__Records to use__.
--- start ---

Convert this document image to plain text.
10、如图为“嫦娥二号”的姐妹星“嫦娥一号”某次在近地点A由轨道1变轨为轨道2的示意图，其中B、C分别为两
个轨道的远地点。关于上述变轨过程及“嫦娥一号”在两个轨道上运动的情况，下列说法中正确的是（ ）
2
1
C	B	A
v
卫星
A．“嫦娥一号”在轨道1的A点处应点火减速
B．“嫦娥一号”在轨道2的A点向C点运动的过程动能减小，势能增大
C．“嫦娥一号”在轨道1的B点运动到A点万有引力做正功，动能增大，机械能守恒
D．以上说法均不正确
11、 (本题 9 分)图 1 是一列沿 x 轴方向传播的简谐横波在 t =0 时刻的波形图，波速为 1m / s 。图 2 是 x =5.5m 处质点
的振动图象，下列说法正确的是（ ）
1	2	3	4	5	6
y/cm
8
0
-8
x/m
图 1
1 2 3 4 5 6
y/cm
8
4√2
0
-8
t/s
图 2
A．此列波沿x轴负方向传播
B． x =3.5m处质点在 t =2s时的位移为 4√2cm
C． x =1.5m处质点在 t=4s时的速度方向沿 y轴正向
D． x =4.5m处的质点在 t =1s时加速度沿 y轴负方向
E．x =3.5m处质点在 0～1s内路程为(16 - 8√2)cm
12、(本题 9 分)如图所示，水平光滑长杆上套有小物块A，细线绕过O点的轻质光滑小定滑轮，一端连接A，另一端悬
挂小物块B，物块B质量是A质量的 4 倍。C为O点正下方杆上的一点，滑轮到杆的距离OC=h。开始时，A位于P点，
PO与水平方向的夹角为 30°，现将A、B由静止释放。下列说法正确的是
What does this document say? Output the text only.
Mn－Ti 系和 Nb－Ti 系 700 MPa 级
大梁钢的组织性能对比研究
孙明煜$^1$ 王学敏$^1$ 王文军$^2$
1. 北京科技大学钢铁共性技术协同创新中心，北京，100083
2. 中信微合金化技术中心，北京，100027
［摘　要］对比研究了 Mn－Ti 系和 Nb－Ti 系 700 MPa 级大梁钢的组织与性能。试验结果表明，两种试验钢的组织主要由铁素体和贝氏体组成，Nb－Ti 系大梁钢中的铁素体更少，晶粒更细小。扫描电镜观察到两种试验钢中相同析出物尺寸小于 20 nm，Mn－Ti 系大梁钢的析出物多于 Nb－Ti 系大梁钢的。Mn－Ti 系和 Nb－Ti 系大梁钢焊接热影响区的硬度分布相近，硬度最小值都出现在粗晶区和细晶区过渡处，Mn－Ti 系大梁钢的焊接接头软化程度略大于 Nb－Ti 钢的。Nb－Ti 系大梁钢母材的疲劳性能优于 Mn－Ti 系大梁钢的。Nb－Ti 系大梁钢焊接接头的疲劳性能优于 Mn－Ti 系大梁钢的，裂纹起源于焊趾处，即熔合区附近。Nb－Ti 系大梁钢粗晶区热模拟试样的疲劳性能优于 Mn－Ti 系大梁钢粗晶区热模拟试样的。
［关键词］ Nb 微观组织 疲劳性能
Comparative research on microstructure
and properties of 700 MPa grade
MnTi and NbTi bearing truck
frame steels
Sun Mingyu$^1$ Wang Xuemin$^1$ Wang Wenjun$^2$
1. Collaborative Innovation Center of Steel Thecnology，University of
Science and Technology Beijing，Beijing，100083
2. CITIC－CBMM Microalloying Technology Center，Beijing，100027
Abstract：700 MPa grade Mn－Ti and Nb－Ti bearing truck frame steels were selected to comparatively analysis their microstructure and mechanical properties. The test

--- end ---

__What the exercise asks__. In the listing above, find each line with the word "truck" and copy it.

__Right answer__.
MnTi and NbTi bearing truck
Abstract：700 MPa grade Mn－Ti and Nb－Ti bearing truck frame steels were selected to comparatively analysis their microstructure and mechanical properties. The test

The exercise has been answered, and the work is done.